Locate each line in the items below that contains the word "labels". Copy every such line.

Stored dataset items
************

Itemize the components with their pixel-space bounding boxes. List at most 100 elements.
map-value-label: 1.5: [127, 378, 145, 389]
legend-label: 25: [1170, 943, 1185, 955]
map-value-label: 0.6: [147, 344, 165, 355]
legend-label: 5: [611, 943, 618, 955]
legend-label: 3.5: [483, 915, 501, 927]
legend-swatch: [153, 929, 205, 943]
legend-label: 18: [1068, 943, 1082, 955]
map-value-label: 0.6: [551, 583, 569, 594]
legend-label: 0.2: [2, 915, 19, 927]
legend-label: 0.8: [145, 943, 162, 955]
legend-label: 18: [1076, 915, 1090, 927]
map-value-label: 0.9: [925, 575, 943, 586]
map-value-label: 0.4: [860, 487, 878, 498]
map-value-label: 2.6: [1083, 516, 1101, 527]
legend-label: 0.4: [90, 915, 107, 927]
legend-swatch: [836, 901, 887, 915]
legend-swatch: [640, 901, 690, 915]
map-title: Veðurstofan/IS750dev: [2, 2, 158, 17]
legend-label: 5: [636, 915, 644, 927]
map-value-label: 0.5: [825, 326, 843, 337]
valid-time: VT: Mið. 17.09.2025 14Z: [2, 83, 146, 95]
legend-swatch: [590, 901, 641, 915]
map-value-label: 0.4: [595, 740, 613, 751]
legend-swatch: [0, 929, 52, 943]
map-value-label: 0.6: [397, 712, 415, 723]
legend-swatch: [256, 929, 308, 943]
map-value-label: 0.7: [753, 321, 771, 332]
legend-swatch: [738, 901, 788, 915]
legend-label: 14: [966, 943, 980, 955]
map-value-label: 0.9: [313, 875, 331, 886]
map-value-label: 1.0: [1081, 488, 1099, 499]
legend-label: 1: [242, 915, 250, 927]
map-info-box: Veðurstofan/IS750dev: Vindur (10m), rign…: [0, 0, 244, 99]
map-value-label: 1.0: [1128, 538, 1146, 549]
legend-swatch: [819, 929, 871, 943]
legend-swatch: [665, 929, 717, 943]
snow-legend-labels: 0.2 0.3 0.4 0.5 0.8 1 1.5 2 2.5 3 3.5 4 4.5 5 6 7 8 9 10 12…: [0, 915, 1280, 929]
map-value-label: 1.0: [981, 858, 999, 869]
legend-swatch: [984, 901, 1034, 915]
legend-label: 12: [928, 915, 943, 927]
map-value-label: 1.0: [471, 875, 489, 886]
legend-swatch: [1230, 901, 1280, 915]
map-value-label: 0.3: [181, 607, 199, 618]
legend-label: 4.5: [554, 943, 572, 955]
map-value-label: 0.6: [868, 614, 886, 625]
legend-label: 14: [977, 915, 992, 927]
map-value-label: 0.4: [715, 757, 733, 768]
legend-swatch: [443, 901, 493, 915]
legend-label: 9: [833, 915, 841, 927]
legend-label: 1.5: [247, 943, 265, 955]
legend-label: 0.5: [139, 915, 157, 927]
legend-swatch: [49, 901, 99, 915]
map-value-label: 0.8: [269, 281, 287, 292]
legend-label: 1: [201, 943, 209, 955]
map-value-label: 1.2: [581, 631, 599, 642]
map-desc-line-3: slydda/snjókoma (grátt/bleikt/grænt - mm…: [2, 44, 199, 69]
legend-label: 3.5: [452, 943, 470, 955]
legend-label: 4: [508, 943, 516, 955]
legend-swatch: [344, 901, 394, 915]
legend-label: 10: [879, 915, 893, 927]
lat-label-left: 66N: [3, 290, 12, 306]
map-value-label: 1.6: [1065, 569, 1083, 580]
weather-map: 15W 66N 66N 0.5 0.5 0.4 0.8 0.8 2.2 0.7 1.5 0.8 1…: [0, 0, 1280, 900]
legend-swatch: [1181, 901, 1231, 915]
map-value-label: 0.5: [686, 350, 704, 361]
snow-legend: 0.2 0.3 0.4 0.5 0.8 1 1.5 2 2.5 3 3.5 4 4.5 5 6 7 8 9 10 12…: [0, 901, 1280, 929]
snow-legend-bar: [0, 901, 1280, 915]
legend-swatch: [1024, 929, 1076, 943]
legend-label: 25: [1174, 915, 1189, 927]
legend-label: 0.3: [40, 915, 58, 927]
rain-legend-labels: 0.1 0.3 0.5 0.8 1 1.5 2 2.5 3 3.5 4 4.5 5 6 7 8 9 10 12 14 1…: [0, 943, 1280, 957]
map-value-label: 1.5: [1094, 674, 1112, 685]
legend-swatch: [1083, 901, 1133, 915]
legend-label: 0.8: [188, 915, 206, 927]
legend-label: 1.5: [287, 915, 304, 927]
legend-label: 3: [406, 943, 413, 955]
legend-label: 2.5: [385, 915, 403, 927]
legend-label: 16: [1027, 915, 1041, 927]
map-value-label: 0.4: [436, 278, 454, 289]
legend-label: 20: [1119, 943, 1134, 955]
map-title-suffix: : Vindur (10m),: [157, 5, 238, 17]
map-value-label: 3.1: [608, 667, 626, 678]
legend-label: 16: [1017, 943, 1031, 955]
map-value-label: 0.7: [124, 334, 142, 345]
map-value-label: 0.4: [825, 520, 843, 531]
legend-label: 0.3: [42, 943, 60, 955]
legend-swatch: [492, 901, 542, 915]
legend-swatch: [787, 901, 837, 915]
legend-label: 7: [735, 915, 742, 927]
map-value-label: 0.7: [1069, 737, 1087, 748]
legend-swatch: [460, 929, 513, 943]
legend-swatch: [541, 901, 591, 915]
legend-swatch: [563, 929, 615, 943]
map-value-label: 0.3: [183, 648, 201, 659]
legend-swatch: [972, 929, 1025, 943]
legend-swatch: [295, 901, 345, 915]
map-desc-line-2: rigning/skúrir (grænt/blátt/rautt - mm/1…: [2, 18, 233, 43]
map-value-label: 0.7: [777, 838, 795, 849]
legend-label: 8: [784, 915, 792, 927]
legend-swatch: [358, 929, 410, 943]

************

■ RESPONSE BELOW ■
snow-legend-labels: 0.2 0.3 0.4 0.5 0.8 1 1.5 2 2.5 3 3.5 4 4.5 5 6 7 8 9 10 12…: [0, 915, 1280, 929]
rain-legend-labels: 0.1 0.3 0.5 0.8 1 1.5 2 2.5 3 3.5 4 4.5 5 6 7 8 9 10 12 14 1…: [0, 943, 1280, 957]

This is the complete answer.